▸ TASK BRIEF:
Can you transcribe every line exactly and leave the pictures behind?

[Figure content listings]
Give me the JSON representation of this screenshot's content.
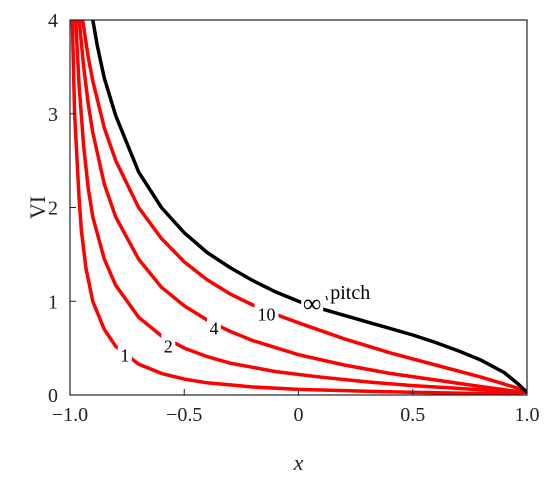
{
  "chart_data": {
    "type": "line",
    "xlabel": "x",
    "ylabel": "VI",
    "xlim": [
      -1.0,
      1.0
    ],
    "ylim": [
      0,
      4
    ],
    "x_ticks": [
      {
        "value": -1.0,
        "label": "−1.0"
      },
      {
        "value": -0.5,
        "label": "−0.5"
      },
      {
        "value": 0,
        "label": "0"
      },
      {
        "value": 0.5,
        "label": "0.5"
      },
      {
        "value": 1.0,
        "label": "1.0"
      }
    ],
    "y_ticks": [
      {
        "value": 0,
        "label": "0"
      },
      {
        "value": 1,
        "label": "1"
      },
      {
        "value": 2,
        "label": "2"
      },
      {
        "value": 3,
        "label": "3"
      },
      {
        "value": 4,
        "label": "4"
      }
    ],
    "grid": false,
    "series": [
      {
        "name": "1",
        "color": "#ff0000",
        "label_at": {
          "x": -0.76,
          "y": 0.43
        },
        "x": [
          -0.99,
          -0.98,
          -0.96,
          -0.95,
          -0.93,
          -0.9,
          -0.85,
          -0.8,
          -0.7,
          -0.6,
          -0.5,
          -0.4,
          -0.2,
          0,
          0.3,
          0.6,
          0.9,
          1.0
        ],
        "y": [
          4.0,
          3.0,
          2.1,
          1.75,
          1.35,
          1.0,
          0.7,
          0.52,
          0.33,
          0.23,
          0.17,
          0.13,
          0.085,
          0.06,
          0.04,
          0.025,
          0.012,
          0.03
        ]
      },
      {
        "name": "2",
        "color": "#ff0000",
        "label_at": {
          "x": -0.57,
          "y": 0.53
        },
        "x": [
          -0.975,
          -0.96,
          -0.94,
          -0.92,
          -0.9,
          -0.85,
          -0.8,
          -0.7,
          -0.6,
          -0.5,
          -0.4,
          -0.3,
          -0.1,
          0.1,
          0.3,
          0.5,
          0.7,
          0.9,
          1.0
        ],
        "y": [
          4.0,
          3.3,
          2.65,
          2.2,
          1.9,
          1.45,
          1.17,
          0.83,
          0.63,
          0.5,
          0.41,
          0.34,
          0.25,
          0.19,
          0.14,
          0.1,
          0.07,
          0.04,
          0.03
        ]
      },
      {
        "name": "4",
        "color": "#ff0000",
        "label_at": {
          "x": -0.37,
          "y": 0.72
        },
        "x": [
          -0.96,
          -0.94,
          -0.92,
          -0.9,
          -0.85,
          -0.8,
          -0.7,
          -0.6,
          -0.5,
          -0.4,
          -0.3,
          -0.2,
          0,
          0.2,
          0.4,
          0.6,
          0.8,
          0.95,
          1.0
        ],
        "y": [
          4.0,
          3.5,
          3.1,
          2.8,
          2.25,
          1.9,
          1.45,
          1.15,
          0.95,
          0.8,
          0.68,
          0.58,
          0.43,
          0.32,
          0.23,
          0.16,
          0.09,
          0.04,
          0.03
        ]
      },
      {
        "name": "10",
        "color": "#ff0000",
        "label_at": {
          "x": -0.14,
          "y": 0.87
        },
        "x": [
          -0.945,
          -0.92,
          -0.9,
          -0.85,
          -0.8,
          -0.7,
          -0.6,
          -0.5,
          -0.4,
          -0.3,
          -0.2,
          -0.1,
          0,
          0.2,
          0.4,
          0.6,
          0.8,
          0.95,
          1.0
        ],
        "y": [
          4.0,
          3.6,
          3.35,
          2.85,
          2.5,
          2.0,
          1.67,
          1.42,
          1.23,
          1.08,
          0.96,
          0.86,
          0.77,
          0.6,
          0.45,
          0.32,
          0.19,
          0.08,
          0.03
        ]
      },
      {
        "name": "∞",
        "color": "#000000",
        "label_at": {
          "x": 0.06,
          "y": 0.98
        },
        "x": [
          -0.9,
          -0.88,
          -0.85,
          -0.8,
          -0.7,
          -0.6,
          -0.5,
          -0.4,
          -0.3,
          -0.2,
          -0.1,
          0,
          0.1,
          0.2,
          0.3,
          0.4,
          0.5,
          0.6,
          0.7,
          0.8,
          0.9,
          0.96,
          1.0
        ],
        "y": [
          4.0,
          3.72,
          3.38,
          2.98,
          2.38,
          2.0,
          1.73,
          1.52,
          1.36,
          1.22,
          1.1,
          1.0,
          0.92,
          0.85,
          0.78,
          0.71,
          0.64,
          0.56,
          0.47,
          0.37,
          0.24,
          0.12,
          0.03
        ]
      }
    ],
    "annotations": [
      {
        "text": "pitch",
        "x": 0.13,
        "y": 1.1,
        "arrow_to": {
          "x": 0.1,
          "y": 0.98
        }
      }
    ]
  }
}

▸ RESULT FOR THIS EXERCISE:
Give me the JSON representation of this screenshot's content.
{
  "chart_data": {
    "type": "line",
    "xlabel": "x",
    "ylabel": "VI",
    "xlim": [
      -1.0,
      1.0
    ],
    "ylim": [
      0,
      4
    ],
    "x_ticks": [
      {
        "value": -1.0,
        "label": "−1.0"
      },
      {
        "value": -0.5,
        "label": "−0.5"
      },
      {
        "value": 0,
        "label": "0"
      },
      {
        "value": 0.5,
        "label": "0.5"
      },
      {
        "value": 1.0,
        "label": "1.0"
      }
    ],
    "y_ticks": [
      {
        "value": 0,
        "label": "0"
      },
      {
        "value": 1,
        "label": "1"
      },
      {
        "value": 2,
        "label": "2"
      },
      {
        "value": 3,
        "label": "3"
      },
      {
        "value": 4,
        "label": "4"
      }
    ],
    "grid": false,
    "series": [
      {
        "name": "1",
        "color": "#ff0000",
        "label_at": {
          "x": -0.76,
          "y": 0.43
        },
        "x": [
          -0.99,
          -0.98,
          -0.96,
          -0.95,
          -0.93,
          -0.9,
          -0.85,
          -0.8,
          -0.7,
          -0.6,
          -0.5,
          -0.4,
          -0.2,
          0,
          0.3,
          0.6,
          0.9,
          1.0
        ],
        "y": [
          4.0,
          3.0,
          2.1,
          1.75,
          1.35,
          1.0,
          0.7,
          0.52,
          0.33,
          0.23,
          0.17,
          0.13,
          0.085,
          0.06,
          0.04,
          0.025,
          0.012,
          0.03
        ]
      },
      {
        "name": "2",
        "color": "#ff0000",
        "label_at": {
          "x": -0.57,
          "y": 0.53
        },
        "x": [
          -0.975,
          -0.96,
          -0.94,
          -0.92,
          -0.9,
          -0.85,
          -0.8,
          -0.7,
          -0.6,
          -0.5,
          -0.4,
          -0.3,
          -0.1,
          0.1,
          0.3,
          0.5,
          0.7,
          0.9,
          1.0
        ],
        "y": [
          4.0,
          3.3,
          2.65,
          2.2,
          1.9,
          1.45,
          1.17,
          0.83,
          0.63,
          0.5,
          0.41,
          0.34,
          0.25,
          0.19,
          0.14,
          0.1,
          0.07,
          0.04,
          0.03
        ]
      },
      {
        "name": "4",
        "color": "#ff0000",
        "label_at": {
          "x": -0.37,
          "y": 0.72
        },
        "x": [
          -0.96,
          -0.94,
          -0.92,
          -0.9,
          -0.85,
          -0.8,
          -0.7,
          -0.6,
          -0.5,
          -0.4,
          -0.3,
          -0.2,
          0,
          0.2,
          0.4,
          0.6,
          0.8,
          0.95,
          1.0
        ],
        "y": [
          4.0,
          3.5,
          3.1,
          2.8,
          2.25,
          1.9,
          1.45,
          1.15,
          0.95,
          0.8,
          0.68,
          0.58,
          0.43,
          0.32,
          0.23,
          0.16,
          0.09,
          0.04,
          0.03
        ]
      },
      {
        "name": "10",
        "color": "#ff0000",
        "label_at": {
          "x": -0.14,
          "y": 0.87
        },
        "x": [
          -0.945,
          -0.92,
          -0.9,
          -0.85,
          -0.8,
          -0.7,
          -0.6,
          -0.5,
          -0.4,
          -0.3,
          -0.2,
          -0.1,
          0,
          0.2,
          0.4,
          0.6,
          0.8,
          0.95,
          1.0
        ],
        "y": [
          4.0,
          3.6,
          3.35,
          2.85,
          2.5,
          2.0,
          1.67,
          1.42,
          1.23,
          1.08,
          0.96,
          0.86,
          0.77,
          0.6,
          0.45,
          0.32,
          0.19,
          0.08,
          0.03
        ]
      },
      {
        "name": "∞",
        "color": "#000000",
        "label_at": {
          "x": 0.06,
          "y": 0.98
        },
        "x": [
          -0.9,
          -0.88,
          -0.85,
          -0.8,
          -0.7,
          -0.6,
          -0.5,
          -0.4,
          -0.3,
          -0.2,
          -0.1,
          0,
          0.1,
          0.2,
          0.3,
          0.4,
          0.5,
          0.6,
          0.7,
          0.8,
          0.9,
          0.96,
          1.0
        ],
        "y": [
          4.0,
          3.72,
          3.38,
          2.98,
          2.38,
          2.0,
          1.73,
          1.52,
          1.36,
          1.22,
          1.1,
          1.0,
          0.92,
          0.85,
          0.78,
          0.71,
          0.64,
          0.56,
          0.47,
          0.37,
          0.24,
          0.12,
          0.03
        ]
      }
    ],
    "annotations": [
      {
        "text": "pitch",
        "x": 0.13,
        "y": 1.1,
        "arrow_to": {
          "x": 0.1,
          "y": 0.98
        }
      }
    ]
  }
}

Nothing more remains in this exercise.